(Boxed element entries)
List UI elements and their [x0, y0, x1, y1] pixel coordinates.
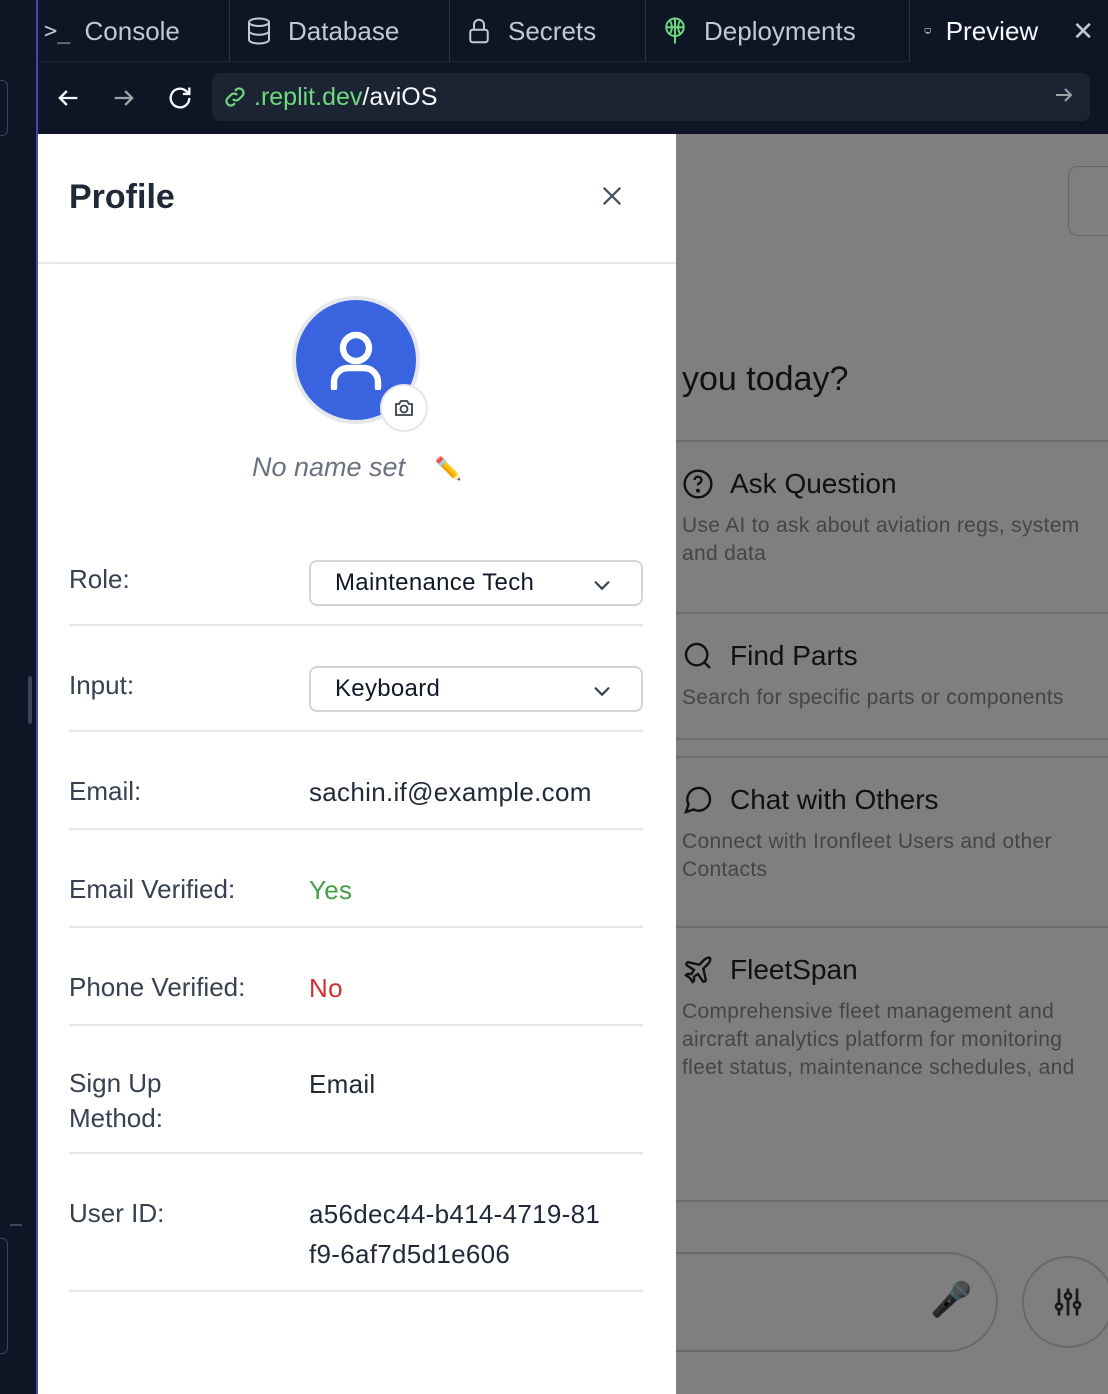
role-label: Role:	[69, 564, 130, 594]
url-path: /aviOS	[362, 82, 438, 111]
tab-deployments[interactable]: Deployments	[646, 0, 910, 62]
forward-button[interactable]	[96, 70, 152, 126]
refresh-icon	[169, 87, 191, 109]
change-photo-button[interactable]	[380, 384, 428, 432]
tab-label: Console	[84, 15, 180, 46]
input-selected-value: Keyboard	[335, 675, 441, 702]
arrow-left-icon	[58, 90, 78, 106]
role-row: Role: Maintenance Tech	[69, 544, 643, 626]
panel-title: Profile	[69, 178, 175, 216]
input-row: Input: Keyboard	[69, 626, 643, 732]
back-button[interactable]	[40, 70, 96, 126]
email-verified-value: Yes	[309, 875, 353, 905]
role-selected-value: Maintenance Tech	[335, 569, 535, 596]
camera-icon	[395, 400, 413, 416]
user-id-row: User ID: a56dec44-b414-4719-81 f9-6af7d5…	[69, 1154, 643, 1292]
phone-verified-value: No	[309, 973, 343, 1003]
user-id-line: f9-6af7d5d1e606	[309, 1239, 511, 1269]
arrow-right-icon	[114, 90, 134, 106]
user-id-label: User ID:	[69, 1198, 165, 1228]
input-select[interactable]: Keyboard	[309, 666, 643, 712]
url-input[interactable]: .replit.dev /aviOS	[212, 73, 1090, 121]
signup-label-line: Sign Up	[69, 1068, 162, 1098]
go-arrow-icon[interactable]	[1052, 83, 1076, 114]
email-verified-label: Email Verified:	[69, 874, 236, 904]
avatar-container	[292, 296, 428, 432]
gutter-panel-edge	[0, 80, 8, 136]
url-domain: .replit.dev	[254, 82, 363, 111]
profile-panel: Profile No name set ✏️ Role: Maintenance…	[38, 134, 676, 1394]
gutter-divider	[10, 1224, 22, 1226]
signup-method-value: Email	[309, 1069, 376, 1099]
pencil-icon[interactable]: ✏️	[435, 456, 462, 481]
link-icon	[222, 84, 248, 110]
email-label: Email:	[69, 776, 142, 806]
email-value: sachin.if@example.com	[309, 777, 592, 807]
signup-label-line: Method:	[69, 1103, 163, 1133]
user-icon	[330, 331, 382, 390]
resize-handle[interactable]	[28, 676, 32, 724]
role-select[interactable]: Maintenance Tech	[309, 560, 643, 606]
reload-button[interactable]	[152, 70, 208, 126]
input-label: Input:	[69, 670, 135, 700]
close-tab-icon[interactable]: ✕	[1072, 16, 1094, 47]
tab-label: Database	[288, 15, 400, 46]
email-row: Email: sachin.if@example.com	[69, 732, 643, 830]
deployments-icon	[665, 17, 685, 44]
lock-icon	[469, 18, 489, 44]
display-name-row: No name set ✏️	[38, 452, 676, 483]
user-id-line: a56dec44-b414-4719-81	[309, 1199, 601, 1229]
close-button[interactable]	[594, 178, 630, 214]
chevron-down-icon	[594, 687, 610, 697]
terminal-icon: >_	[44, 18, 71, 44]
tab-console[interactable]: >_ Console	[38, 0, 230, 62]
display-name: No name set	[252, 452, 406, 482]
signup-method-label: Sign Up Method:	[69, 1066, 163, 1136]
browser-nav-bar: .replit.dev /aviOS	[38, 62, 1108, 134]
phone-verified-row: Phone Verified: No	[69, 928, 643, 1026]
database-icon	[248, 17, 270, 45]
signup-method-row: Sign Up Method: Email	[69, 1026, 643, 1154]
gutter-panel-edge-bottom	[0, 1238, 8, 1354]
tab-label: Secrets	[508, 15, 597, 46]
user-id-value: a56dec44-b414-4719-81 f9-6af7d5d1e606	[309, 1194, 600, 1274]
tab-preview[interactable]: Preview ✕	[910, 0, 1108, 62]
preview-pane: you today? Ask Question Use AI to ask ab…	[38, 134, 1108, 1394]
tab-label: Preview	[945, 15, 1039, 46]
panel-header: Profile	[38, 134, 676, 264]
email-verified-row: Email Verified: Yes	[69, 830, 643, 928]
ide-left-gutter	[0, 0, 38, 1394]
tab-database[interactable]: Database	[230, 0, 450, 62]
close-icon	[603, 187, 621, 205]
tab-label: Deployments	[704, 15, 856, 46]
phone-verified-label: Phone Verified:	[69, 972, 246, 1002]
monitor-icon	[924, 28, 932, 34]
chevron-down-icon	[594, 581, 610, 591]
tab-secrets[interactable]: Secrets	[450, 0, 646, 62]
tab-bar: >_ Console Database Secrets Deployments …	[38, 0, 1108, 62]
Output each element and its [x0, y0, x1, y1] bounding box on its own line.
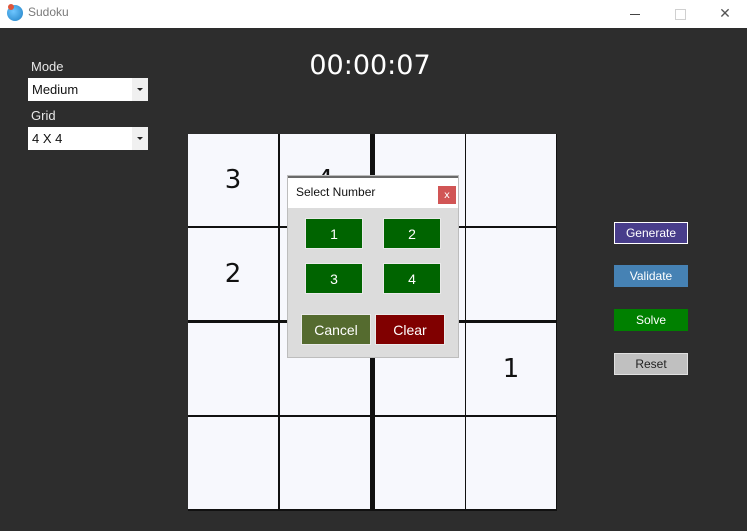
board-cell-r1-c4[interactable] [466, 134, 556, 226]
board-cell-r3-c4[interactable]: 1 [466, 323, 556, 415]
number-button-2[interactable]: 2 [384, 219, 440, 248]
close-icon: ✕ [719, 6, 731, 22]
board-cell-r4-c3[interactable] [375, 417, 465, 509]
grid-select-value: 4 X 4 [32, 131, 63, 146]
number-button-1[interactable]: 1 [306, 219, 362, 248]
maximize-icon [674, 8, 686, 20]
mode-select[interactable]: Medium [28, 78, 148, 101]
chevron-down-icon[interactable] [132, 78, 148, 101]
grid-select[interactable]: 4 X 4 [28, 127, 148, 150]
board-cell-r4-c2[interactable] [280, 417, 370, 509]
grid-label: Grid [31, 108, 56, 123]
clear-button[interactable]: Clear [376, 315, 444, 344]
dialog-title: Select Number [296, 185, 376, 199]
app-globe-icon [7, 4, 23, 21]
solve-button[interactable]: Solve [614, 309, 688, 331]
minimize-button[interactable] [612, 0, 658, 28]
window-title: Sudoku [28, 5, 69, 19]
validate-button[interactable]: Validate [614, 265, 688, 287]
title-bar: Sudoku ✕ [0, 0, 747, 28]
mode-select-value: Medium [32, 82, 79, 97]
select-number-dialog: Select Number x 1 2 3 4 Cancel Clear [288, 176, 458, 357]
number-button-3[interactable]: 3 [306, 264, 362, 293]
board-cell-r2-c1[interactable]: 2 [188, 228, 278, 320]
dialog-close-button[interactable]: x [438, 186, 456, 204]
maximize-button[interactable] [657, 0, 703, 28]
number-button-4[interactable]: 4 [384, 264, 440, 293]
timer: 00:00:07 [309, 50, 431, 81]
minimize-icon [630, 13, 640, 15]
generate-button[interactable]: Generate [614, 222, 688, 244]
board-cell-r4-c1[interactable] [188, 417, 278, 509]
chevron-down-icon[interactable] [132, 127, 148, 150]
dialog-header: Select Number x [288, 176, 458, 208]
board-cell-r3-c1[interactable] [188, 323, 278, 415]
board-cell-r4-c4[interactable] [466, 417, 556, 509]
close-button[interactable]: ✕ [702, 0, 747, 28]
board-cell-r1-c1[interactable]: 3 [188, 134, 278, 226]
board-cell-r2-c4[interactable] [466, 228, 556, 320]
mode-label: Mode [31, 59, 64, 74]
cancel-button[interactable]: Cancel [302, 315, 370, 344]
reset-button[interactable]: Reset [614, 353, 688, 375]
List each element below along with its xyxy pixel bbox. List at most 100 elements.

Required work: Reproduce every line above word for word, leaving out the pictures.

Final result:
List UI elements and their [x0, y0, x1, y1] pixel coordinates.
role-label: Role:	[69, 564, 130, 594]
url-path: /aviOS	[362, 82, 438, 111]
tab-deployments[interactable]: Deployments	[646, 0, 910, 62]
forward-button[interactable]	[96, 70, 152, 126]
refresh-icon	[169, 87, 191, 109]
change-photo-button[interactable]	[380, 384, 428, 432]
tab-label: Console	[84, 15, 180, 46]
input-selected-value: Keyboard	[335, 675, 441, 702]
arrow-left-icon	[58, 90, 78, 106]
role-row: Role: Maintenance Tech	[69, 544, 643, 626]
panel-title: Profile	[69, 178, 175, 216]
input-row: Input: Keyboard	[69, 626, 643, 732]
back-button[interactable]	[40, 70, 96, 126]
email-verified-value: Yes	[309, 875, 353, 905]
role-selected-value: Maintenance Tech	[335, 569, 535, 596]
camera-icon	[395, 400, 413, 416]
user-id-row: User ID: a56dec44-b414-4719-81 f9-6af7d5…	[69, 1154, 643, 1292]
phone-verified-value: No	[309, 973, 343, 1003]
user-id-line: f9-6af7d5d1e606	[309, 1239, 511, 1269]
arrow-right-icon	[114, 90, 134, 106]
user-id-label: User ID:	[69, 1198, 165, 1228]
input-select[interactable]: Keyboard	[309, 666, 643, 712]
url-input[interactable]: .replit.dev /aviOS	[212, 73, 1090, 121]
signup-label-line: Sign Up	[69, 1068, 162, 1098]
go-arrow-icon[interactable]	[1052, 83, 1076, 114]
email-verified-label: Email Verified:	[69, 874, 236, 904]
avatar-container	[292, 296, 428, 432]
gutter-panel-edge	[0, 80, 8, 136]
url-domain: .replit.dev	[254, 82, 363, 111]
profile-panel: Profile No name set ✏️ Role: Maintenance…	[38, 134, 676, 1394]
gutter-divider	[10, 1224, 22, 1226]
signup-method-value: Email	[309, 1069, 376, 1099]
pencil-icon[interactable]: ✏️	[435, 456, 462, 481]
link-icon	[222, 84, 248, 110]
email-label: Email:	[69, 776, 142, 806]
email-value: sachin.if@example.com	[309, 777, 592, 807]
signup-label-line: Method:	[69, 1103, 163, 1133]
user-icon	[330, 331, 382, 390]
resize-handle[interactable]	[28, 676, 32, 724]
role-select[interactable]: Maintenance Tech	[309, 560, 643, 606]
reload-button[interactable]	[152, 70, 208, 126]
input-label: Input:	[69, 670, 135, 700]
close-tab-icon[interactable]: ✕	[1072, 16, 1094, 47]
tab-label: Database	[288, 15, 400, 46]
email-row: Email: sachin.if@example.com	[69, 732, 643, 830]
deployments-icon	[665, 17, 685, 44]
lock-icon	[469, 18, 489, 44]
display-name-row: No name set ✏️	[38, 452, 676, 483]
user-id-line: a56dec44-b414-4719-81	[309, 1199, 601, 1229]
close-button[interactable]	[594, 178, 630, 214]
chevron-down-icon	[594, 687, 610, 697]
terminal-icon: >_	[44, 18, 71, 44]
tab-console[interactable]: >_ Console	[38, 0, 230, 62]
display-name: No name set	[252, 452, 406, 482]
signup-method-label: Sign Up Method:	[69, 1066, 163, 1136]
browser-nav-bar: .replit.dev /aviOS	[38, 62, 1108, 134]
phone-verified-row: Phone Verified: No	[69, 928, 643, 1026]
database-icon	[248, 17, 270, 45]
signup-method-row: Sign Up Method: Email	[69, 1026, 643, 1154]
gutter-panel-edge-bottom	[0, 1238, 8, 1354]
tab-label: Secrets	[508, 15, 597, 46]
user-id-value: a56dec44-b414-4719-81 f9-6af7d5d1e606	[309, 1194, 600, 1274]
tab-preview[interactable]: Preview ✕	[910, 0, 1108, 62]
preview-pane: you today? Ask Question Use AI to ask ab…	[38, 134, 1108, 1394]
tab-label: Preview	[945, 15, 1039, 46]
panel-header: Profile	[38, 134, 676, 264]
email-verified-row: Email Verified: Yes	[69, 830, 643, 928]
ide-left-gutter	[0, 0, 38, 1394]
tab-database[interactable]: Database	[230, 0, 450, 62]
close-icon	[603, 187, 621, 205]
tab-label: Deployments	[704, 15, 856, 46]
phone-verified-label: Phone Verified:	[69, 972, 246, 1002]
monitor-icon	[924, 28, 932, 34]
chevron-down-icon	[594, 581, 610, 591]
tab-secrets[interactable]: Secrets	[450, 0, 646, 62]
tab-bar: >_ Console Database Secrets Deployments …	[38, 0, 1108, 62]
Output each element and its [x0, y0, x1, y1] bounding box on its own line.
board-cell-r1-c4[interactable] [466, 134, 556, 226]
board-cell-r3-c4[interactable]: 1 [466, 323, 556, 415]
number-button-2[interactable]: 2 [384, 219, 440, 248]
close-icon: ✕ [719, 6, 731, 22]
board-cell-r4-c3[interactable] [375, 417, 465, 509]
grid-select-value: 4 X 4 [32, 131, 63, 146]
number-button-1[interactable]: 1 [306, 219, 362, 248]
maximize-icon [674, 8, 686, 20]
mode-select[interactable]: Medium [28, 78, 148, 101]
chevron-down-icon[interactable] [132, 78, 148, 101]
grid-select[interactable]: 4 X 4 [28, 127, 148, 150]
board-cell-r4-c2[interactable] [280, 417, 370, 509]
grid-label: Grid [31, 108, 56, 123]
clear-button[interactable]: Clear [376, 315, 444, 344]
dialog-title: Select Number [296, 185, 376, 199]
app-globe-icon [7, 4, 23, 21]
solve-button[interactable]: Solve [614, 309, 688, 331]
minimize-button[interactable] [612, 0, 658, 28]
window-title: Sudoku [28, 5, 69, 19]
validate-button[interactable]: Validate [614, 265, 688, 287]
title-bar: Sudoku ✕ [0, 0, 747, 28]
mode-select-value: Medium [32, 82, 79, 97]
select-number-dialog: Select Number x 1 2 3 4 Cancel Clear [288, 176, 458, 357]
number-button-3[interactable]: 3 [306, 264, 362, 293]
board-cell-r2-c1[interactable]: 2 [188, 228, 278, 320]
dialog-close-button[interactable]: x [438, 186, 456, 204]
maximize-button[interactable] [657, 0, 703, 28]
number-button-4[interactable]: 4 [384, 264, 440, 293]
timer: 00:00:07 [309, 50, 431, 81]
minimize-icon [630, 13, 640, 15]
generate-button[interactable]: Generate [614, 222, 688, 244]
board-cell-r4-c1[interactable] [188, 417, 278, 509]
chevron-down-icon[interactable] [132, 127, 148, 150]
dialog-header: Select Number x [288, 176, 458, 208]
board-cell-r3-c1[interactable] [188, 323, 278, 415]
board-cell-r4-c4[interactable] [466, 417, 556, 509]
close-button[interactable]: ✕ [702, 0, 747, 28]
board-cell-r1-c1[interactable]: 3 [188, 134, 278, 226]
board-cell-r2-c4[interactable] [466, 228, 556, 320]
mode-label: Mode [31, 59, 64, 74]
cancel-button[interactable]: Cancel [302, 315, 370, 344]
reset-button[interactable]: Reset [614, 353, 688, 375]
List each element below along with its xyxy pixel bbox. List at most 100 elements.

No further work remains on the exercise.